▸ **What the task requires**:
Send back all the data below, exactly as given.

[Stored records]
+++
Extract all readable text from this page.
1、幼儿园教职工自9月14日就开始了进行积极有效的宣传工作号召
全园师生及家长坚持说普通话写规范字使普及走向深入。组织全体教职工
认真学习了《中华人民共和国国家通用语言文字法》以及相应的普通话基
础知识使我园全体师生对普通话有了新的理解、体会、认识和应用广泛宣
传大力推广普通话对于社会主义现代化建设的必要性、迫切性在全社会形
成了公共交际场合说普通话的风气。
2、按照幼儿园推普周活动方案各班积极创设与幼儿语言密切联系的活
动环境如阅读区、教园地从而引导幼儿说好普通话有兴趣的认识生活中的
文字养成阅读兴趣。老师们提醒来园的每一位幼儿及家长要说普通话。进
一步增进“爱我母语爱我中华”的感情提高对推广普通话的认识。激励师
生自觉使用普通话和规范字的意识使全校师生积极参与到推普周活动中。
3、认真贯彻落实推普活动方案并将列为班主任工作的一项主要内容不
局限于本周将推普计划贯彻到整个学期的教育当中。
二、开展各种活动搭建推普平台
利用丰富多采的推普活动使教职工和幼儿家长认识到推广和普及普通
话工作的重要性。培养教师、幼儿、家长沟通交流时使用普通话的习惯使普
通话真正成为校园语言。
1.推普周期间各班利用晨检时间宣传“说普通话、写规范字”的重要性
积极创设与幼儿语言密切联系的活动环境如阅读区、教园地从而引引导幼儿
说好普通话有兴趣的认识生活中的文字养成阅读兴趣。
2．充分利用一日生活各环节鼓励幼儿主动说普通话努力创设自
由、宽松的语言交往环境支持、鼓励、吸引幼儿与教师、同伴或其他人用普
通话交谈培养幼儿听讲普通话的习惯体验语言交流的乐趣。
+++
▸ **Task result**:
Extract all readable text from this page.
1、幼儿园教职工自9月14日就开始了进行积极有效的宣传工作号召
全园师生及家长坚持说普通话写规范字使普及走向深入。组织全体教职工
认真学习了《中华人民共和国国家通用语言文字法》以及相应的普通话基
础知识使我园全体师生对普通话有了新的理解、体会、认识和应用广泛宣
传大力推广普通话对于社会主义现代化建设的必要性、迫切性在全社会形
成了公共交际场合说普通话的风气。
2、按照幼儿园推普周活动方案各班积极创设与幼儿语言密切联系的活
动环境如阅读区、教园地从而引导幼儿说好普通话有兴趣的认识生活中的
文字养成阅读兴趣。老师们提醒来园的每一位幼儿及家长要说普通话。进
一步增进“爱我母语爱我中华”的感情提高对推广普通话的认识。激励师
生自觉使用普通话和规范字的意识使全校师生积极参与到推普周活动中。
3、认真贯彻落实推普活动方案并将列为班主任工作的一项主要内容不
局限于本周将推普计划贯彻到整个学期的教育当中。
二、开展各种活动搭建推普平台
利用丰富多采的推普活动使教职工和幼儿家长认识到推广和普及普通
话工作的重要性。培养教师、幼儿、家长沟通交流时使用普通话的习惯使普
通话真正成为校园语言。
1.推普周期间各班利用晨检时间宣传“说普通话、写规范字”的重要性
积极创设与幼儿语言密切联系的活动环境如阅读区、教园地从而引引导幼儿
说好普通话有兴趣的认识生活中的文字养成阅读兴趣。
2．充分利用一日生活各环节鼓励幼儿主动说普通话努力创设自
由、宽松的语言交往环境支持、鼓励、吸引幼儿与教师、同伴或其他人用普
通话交谈培养幼儿听讲普通话的习惯体验语言交流的乐趣。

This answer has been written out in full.